=== Records ===
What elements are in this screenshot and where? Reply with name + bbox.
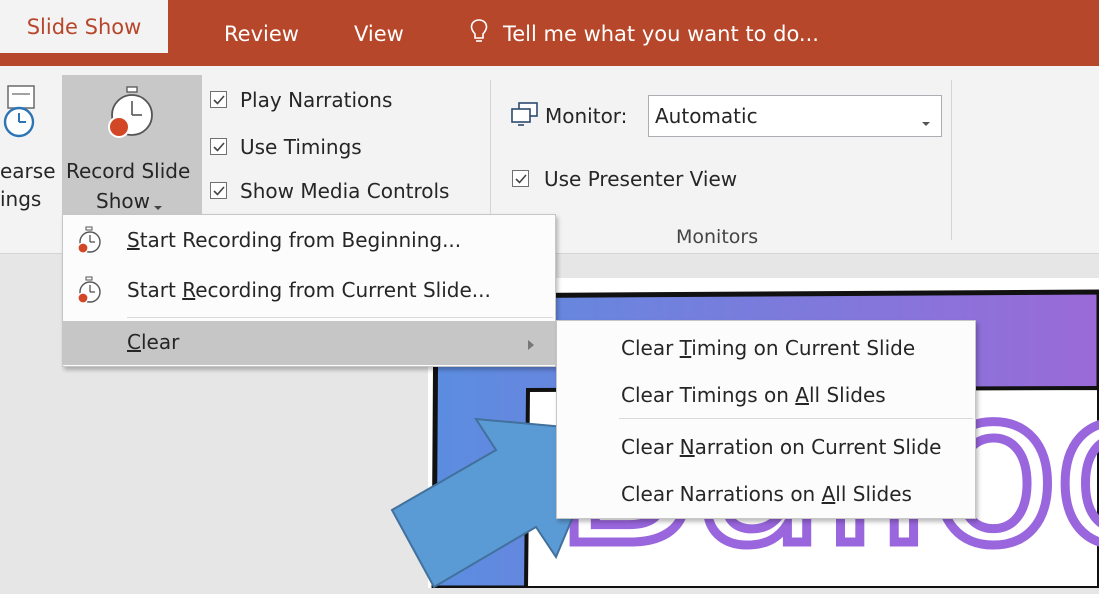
record-slide-show-button[interactable]: Record Slide Show [62,75,202,215]
submenu-item-clear-narrations-all[interactable]: Clear Narrations on All Slides [621,482,912,506]
monitor-dropdown[interactable]: Automatic [648,95,942,137]
menu-separator [127,317,553,318]
play-narrations-checkbox[interactable] [210,91,227,108]
monitor-icon [510,101,540,133]
clear-submenu: Clear Timing on Current Slide Clear Timi… [556,320,976,519]
rehearse-timings-icon[interactable] [0,84,40,148]
ribbon-tab-bar: Slide Show Review View Tell me what you … [0,0,1099,66]
menu-item-clear[interactable]: Clear [63,321,555,365]
submenu-item-clear-narration-current[interactable]: Clear Narration on Current Slide [621,435,941,459]
menu-item-label: Start Recording from Beginning... [127,228,462,252]
group-separator [951,80,952,240]
rehearse-label-1: earse [0,159,56,183]
lightbulb-icon [470,18,488,50]
menu-item-label: Start Recording from Current Slide... [127,278,491,302]
submenu-separator [619,418,973,419]
play-narrations-label: Play Narrations [240,88,393,112]
tab-view[interactable]: View [354,22,404,46]
use-timings-checkbox[interactable] [210,138,227,155]
monitor-label: Monitor: [545,104,628,128]
tab-review[interactable]: Review [224,22,299,46]
tell-me-search[interactable]: Tell me what you want to do... [503,22,819,46]
record-label-2: Show [96,189,150,213]
dropdown-arrow-icon [921,113,931,132]
menu-item-label: Clear [127,330,180,354]
stopwatch-icon [75,276,103,310]
rehearse-label-2: ings [0,187,42,211]
monitors-group-label: Monitors [676,226,759,248]
use-presenter-view-checkbox[interactable] [512,170,529,187]
menu-item-start-from-beginning[interactable]: Start Recording from Beginning... [63,219,555,263]
record-label-1: Record Slide [66,159,191,183]
show-media-controls-label: Show Media Controls [240,179,450,203]
chevron-right-icon [527,336,535,355]
record-slide-show-menu: Start Recording from Beginning... Start … [62,214,556,367]
submenu-item-clear-timings-all[interactable]: Clear Timings on All Slides [621,383,886,407]
menu-item-start-from-current[interactable]: Start Recording from Current Slide... [63,269,555,313]
stopwatch-icon [102,85,162,149]
submenu-item-clear-timing-current[interactable]: Clear Timing on Current Slide [621,336,915,360]
tab-slide-show[interactable]: Slide Show [0,0,168,53]
use-presenter-view-label: Use Presenter View [544,167,738,191]
stopwatch-icon [75,226,103,260]
monitor-value: Automatic [655,104,758,128]
show-media-controls-checkbox[interactable] [210,182,227,199]
use-timings-label: Use Timings [240,135,362,159]
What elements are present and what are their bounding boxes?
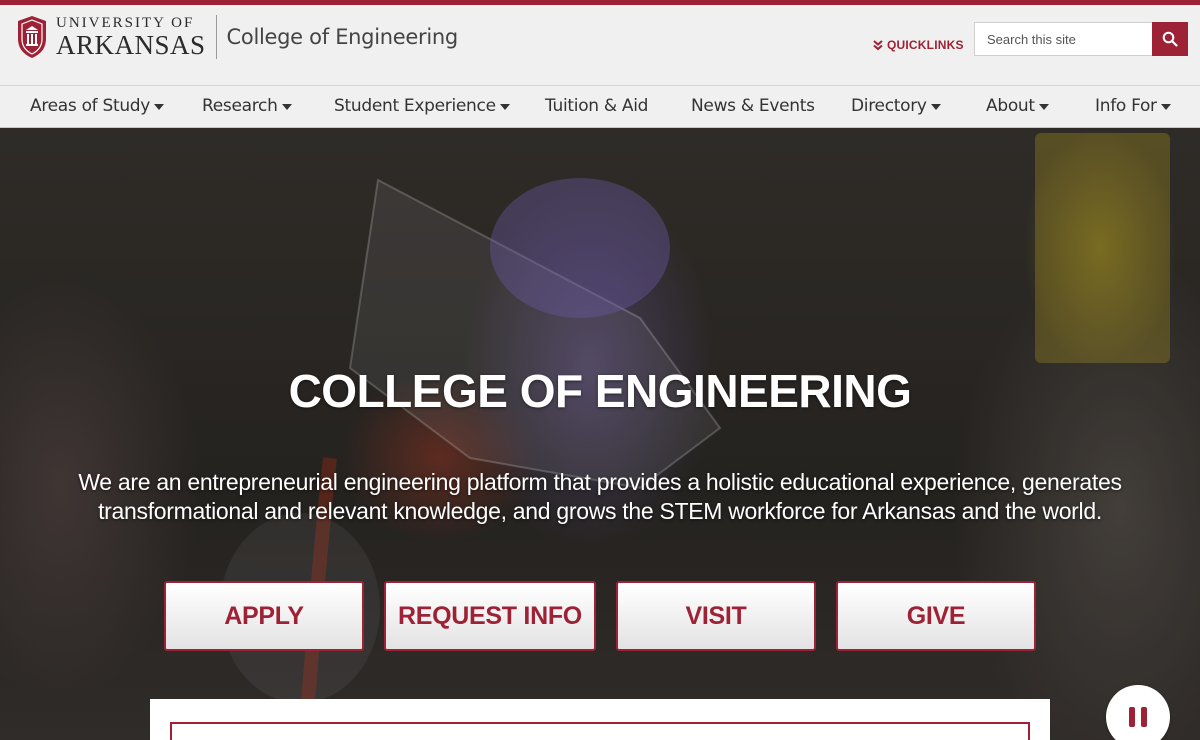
pause-icon [1126,707,1150,727]
nav-item-label: Student Experience [334,96,496,116]
quicklinks-label: QUICKLINKS [887,38,964,52]
nav-item-directory[interactable]: Directory [851,96,941,116]
caret-down-icon [154,103,165,110]
search-button[interactable] [1152,22,1188,56]
visit-button[interactable]: VISIT [616,581,816,651]
caret-down-icon [281,103,292,110]
nav-item-label: Areas of Study [30,96,151,116]
pause-video-button[interactable] [1106,685,1170,740]
nav-item-tuition-aid[interactable]: Tuition & Aid [545,96,648,116]
search-input[interactable] [974,22,1152,56]
logo-divider [215,15,217,59]
nav-item-label: Info For [1095,96,1157,116]
content-card [150,699,1050,740]
caret-down-icon [499,103,510,110]
nav-item-research[interactable]: Research [202,96,292,116]
caret-down-icon [1038,103,1049,110]
quicklinks-toggle[interactable]: QUICKLINKS [872,38,964,52]
nav-item-areas-of-study[interactable]: Areas of Study [30,96,165,116]
site-search [974,22,1188,56]
nav-item-label: Research [202,96,278,116]
nav-item-label: Directory [851,96,927,116]
nav-item-about[interactable]: About [986,96,1049,116]
caret-down-icon [930,103,941,110]
wordmark-line1: UNIVERSITY OF [56,14,195,31]
college-name[interactable]: College of Engineering [227,25,459,49]
give-button[interactable]: GIVE [836,581,1036,651]
main-navigation: Areas of Study Research Student Experien… [0,85,1200,128]
nav-item-news-events[interactable]: News & Events [691,96,815,116]
double-chevron-down-icon [873,40,883,51]
site-header: UNIVERSITY OF ARKANSAS College of Engine… [0,5,1200,85]
university-logo[interactable]: UNIVERSITY OF ARKANSAS College of Engine… [16,15,458,59]
nav-item-student-experience[interactable]: Student Experience [334,96,510,116]
hero-title: COLLEGE OF ENGINEERING [288,365,912,417]
wordmark-line2: ARKANSAS [56,29,206,60]
hero-description: We are an entrepreneurial engineering pl… [78,469,1122,524]
nav-item-label: News & Events [691,96,815,116]
apply-button[interactable]: APPLY [164,581,364,651]
request-info-button[interactable]: REQUEST INFO [384,581,596,651]
hero-video-banner: COLLEGE OF ENGINEERING We are an entrepr… [0,128,1200,740]
content-card-frame [170,722,1030,740]
nav-item-label: Tuition & Aid [545,96,649,116]
caret-down-icon [1160,103,1171,110]
search-icon [1162,31,1178,47]
university-seal-icon [18,16,46,58]
nav-item-label: About [986,96,1035,116]
nav-item-info-for[interactable]: Info For [1095,96,1171,116]
university-wordmark: UNIVERSITY OF ARKANSAS [56,14,206,60]
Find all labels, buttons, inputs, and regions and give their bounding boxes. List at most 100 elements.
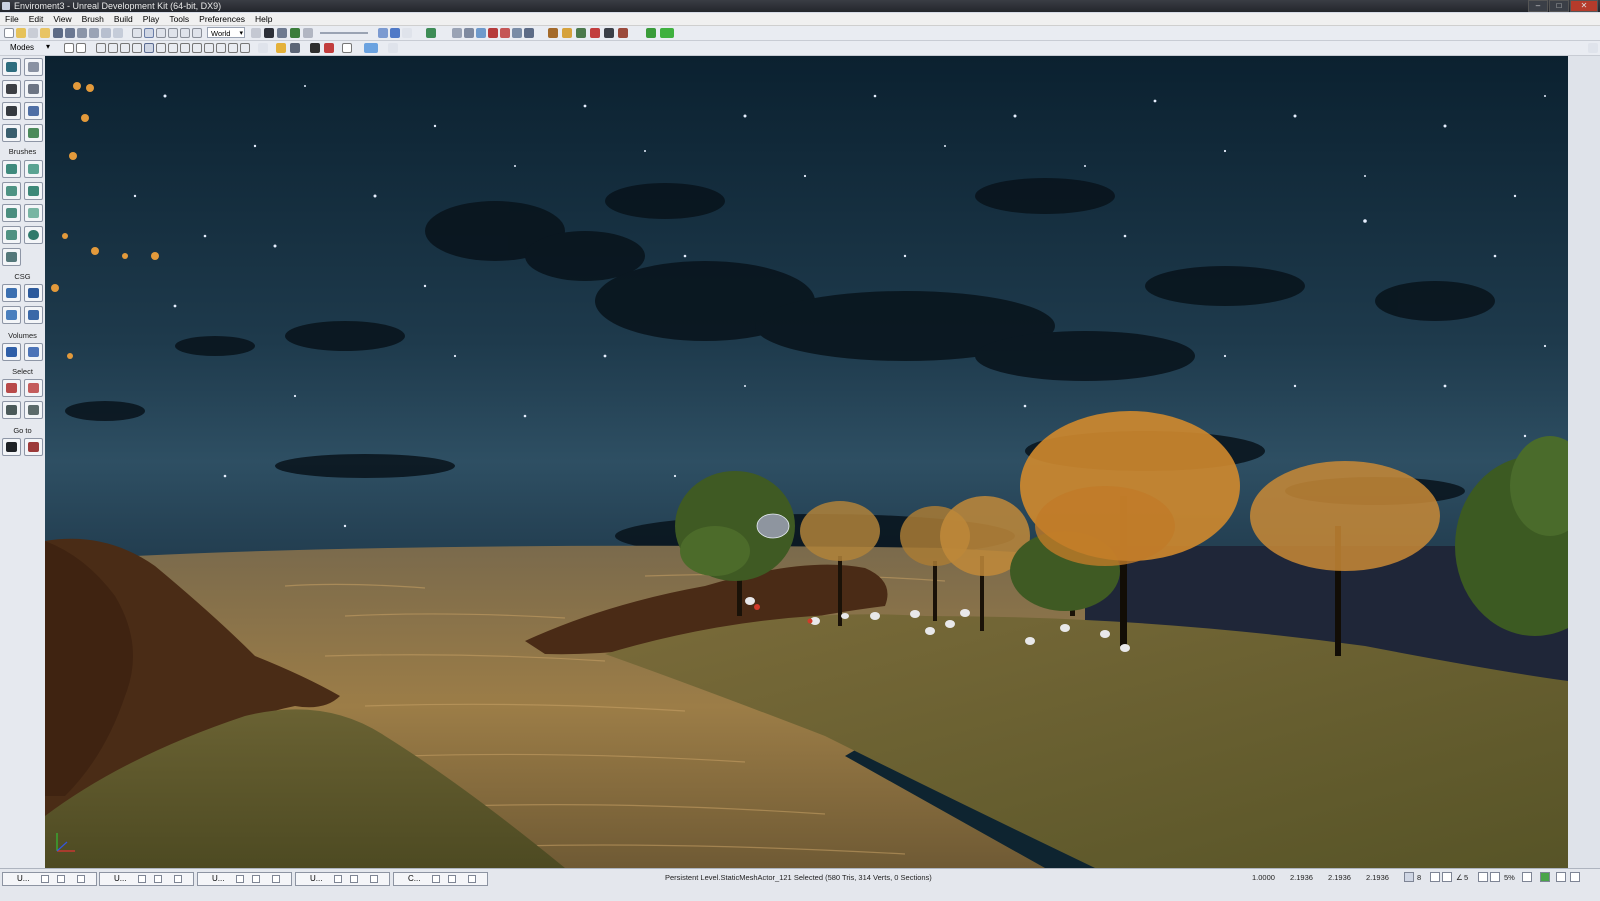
play-icon[interactable] <box>660 28 674 38</box>
hide-selected-button[interactable] <box>24 379 43 397</box>
linear-stair-button[interactable] <box>2 204 21 222</box>
show-selected-button[interactable] <box>2 379 21 397</box>
maximize-icon[interactable] <box>252 875 260 883</box>
menu-play[interactable]: Play <box>138 13 165 25</box>
collision-icon[interactable] <box>240 43 250 53</box>
close-icon[interactable] <box>174 875 182 883</box>
coord-z-value[interactable]: 2.1936 <box>1366 873 1389 882</box>
maximize-viewport-icon[interactable] <box>342 43 352 53</box>
real-time-audio-icon[interactable] <box>324 43 334 53</box>
go-to-builder-brush-button[interactable] <box>24 438 43 456</box>
rotation-snap-value[interactable]: 5 <box>1464 873 1468 882</box>
lightmap-density-icon[interactable] <box>204 43 214 53</box>
taskbar-window-5[interactable]: C... <box>393 872 488 886</box>
viewport-options-icon[interactable] <box>388 43 398 53</box>
restore-icon[interactable] <box>432 875 440 883</box>
undo-icon[interactable] <box>101 28 111 38</box>
camera-speed-slider[interactable] <box>320 32 368 34</box>
minimize-button[interactable]: – <box>1528 0 1548 12</box>
maximize-icon[interactable] <box>350 875 358 883</box>
modes-chevron-icon[interactable]: ▾ <box>46 42 50 51</box>
menu-brush[interactable]: Brush <box>77 13 109 25</box>
taskbar-window-1[interactable]: U... <box>2 872 97 886</box>
toggle-view-icon[interactable] <box>378 28 388 38</box>
menu-tools[interactable]: Tools <box>164 13 194 25</box>
matinee-icon[interactable] <box>290 28 300 38</box>
brush-wireframe-icon[interactable] <box>108 43 118 53</box>
drag-grid-value[interactable]: 1.0000 <box>1252 873 1275 882</box>
menu-build[interactable]: Build <box>109 13 138 25</box>
viewport-pin-icon[interactable] <box>1588 43 1598 53</box>
realtime-icon[interactable] <box>390 28 400 38</box>
bounds-icon[interactable] <box>192 28 202 38</box>
close-icon[interactable] <box>77 875 85 883</box>
close-icon[interactable] <box>468 875 476 883</box>
terrain-mode-button[interactable] <box>2 80 21 98</box>
select-icon[interactable] <box>132 28 142 38</box>
taskbar-window-2[interactable]: U... <box>99 872 194 886</box>
scale-icon[interactable] <box>168 28 178 38</box>
spiral-stair-button[interactable] <box>2 226 21 244</box>
rotation-snap-icon[interactable]: ∠ <box>1456 873 1463 882</box>
menu-preferences[interactable]: Preferences <box>194 13 250 25</box>
scale-snap-value[interactable]: 5% <box>1504 873 1515 882</box>
lock-icon[interactable] <box>276 43 286 53</box>
perspective-icon[interactable] <box>64 43 74 53</box>
shader-complexity-icon[interactable] <box>192 43 202 53</box>
wireframe-icon[interactable] <box>96 43 106 53</box>
csg-deintersect-button[interactable] <box>24 306 43 324</box>
sphere-brush-button[interactable] <box>24 226 43 244</box>
scale-nonuniform-icon[interactable] <box>180 28 190 38</box>
close-button[interactable]: ✕ <box>1570 0 1598 12</box>
volumetric-brush-button[interactable] <box>2 248 21 266</box>
sheet-brush-button[interactable] <box>24 204 43 222</box>
restore-icon[interactable] <box>236 875 244 883</box>
landscape-button[interactable] <box>2 124 21 142</box>
build-cover-icon[interactable] <box>464 28 474 38</box>
redo-icon[interactable] <box>113 28 123 38</box>
play-in-viewport-icon[interactable] <box>604 28 614 38</box>
swarm-icon[interactable] <box>524 28 534 38</box>
recent-files-icon[interactable] <box>28 28 38 38</box>
content-browser-icon[interactable] <box>548 28 558 38</box>
grid-dropdown-icon[interactable] <box>1442 872 1452 882</box>
lighting-only-icon[interactable] <box>156 43 166 53</box>
restore-icon[interactable] <box>41 875 49 883</box>
curved-stair-button[interactable] <box>2 182 21 200</box>
scale-snap-checkbox[interactable] <box>1522 872 1532 882</box>
open-folder-icon[interactable] <box>40 28 50 38</box>
texture-align-button[interactable] <box>2 102 21 120</box>
invert-selection-button[interactable] <box>2 401 21 419</box>
coord-system-dropdown[interactable]: World ▾ <box>207 27 245 38</box>
play-viewport-icon[interactable] <box>364 43 378 53</box>
mobile-icon[interactable] <box>562 28 572 38</box>
ortho-icon[interactable] <box>76 43 86 53</box>
lit-lightmap-icon[interactable] <box>216 43 226 53</box>
restore-icon[interactable] <box>334 875 342 883</box>
actor-icon[interactable] <box>310 43 320 53</box>
coord-y-value[interactable]: 2.1936 <box>1328 873 1351 882</box>
unlit-icon[interactable] <box>120 43 130 53</box>
detail-lighting-icon[interactable] <box>144 43 154 53</box>
build-paths-icon[interactable] <box>452 28 462 38</box>
content-icon[interactable] <box>89 28 99 38</box>
taskbar-window-3[interactable]: U... <box>197 872 292 886</box>
open-file-icon[interactable] <box>16 28 26 38</box>
lighting-options-icon[interactable] <box>512 28 522 38</box>
selected-static-mesh[interactable] <box>756 513 790 539</box>
menu-file[interactable]: File <box>0 13 24 25</box>
binoculars-icon[interactable] <box>251 28 261 38</box>
maximize-icon[interactable] <box>154 875 162 883</box>
save-icon[interactable] <box>53 28 63 38</box>
csg-add-button[interactable] <box>2 284 21 302</box>
maximize-button[interactable]: □ <box>1549 0 1569 12</box>
grid-checkbox[interactable] <box>1430 872 1440 882</box>
reflections-icon[interactable] <box>228 43 238 53</box>
coord-x-value[interactable]: 2.1936 <box>1290 873 1313 882</box>
drag-grid-toggle[interactable] <box>1556 872 1566 882</box>
lit-icon[interactable] <box>132 43 142 53</box>
generic-browser-icon[interactable] <box>277 28 287 38</box>
save-current-icon[interactable] <box>77 28 87 38</box>
save-all-icon[interactable] <box>65 28 75 38</box>
record-icon[interactable] <box>590 28 600 38</box>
===
Recast the lines, starting with the line that contains "pause-icon [1126,707,1150,727]" and going on through the line that contains "caret-down-icon [154,103,165,110]", as a JSON list of strings with one string per line and blank lines left out.

§ **Exercise answer**
[
  "pause-icon [1126,707,1150,727]",
  "nav-item-label: Student Experience [334,96,496,116]",
  "quicklinks-label: QUICKLINKS [887,38,964,52]",
  "nav-item-directory[interactable]: Directory [851,96,941,116]",
  "caret-down-icon [154,103,165,110]"
]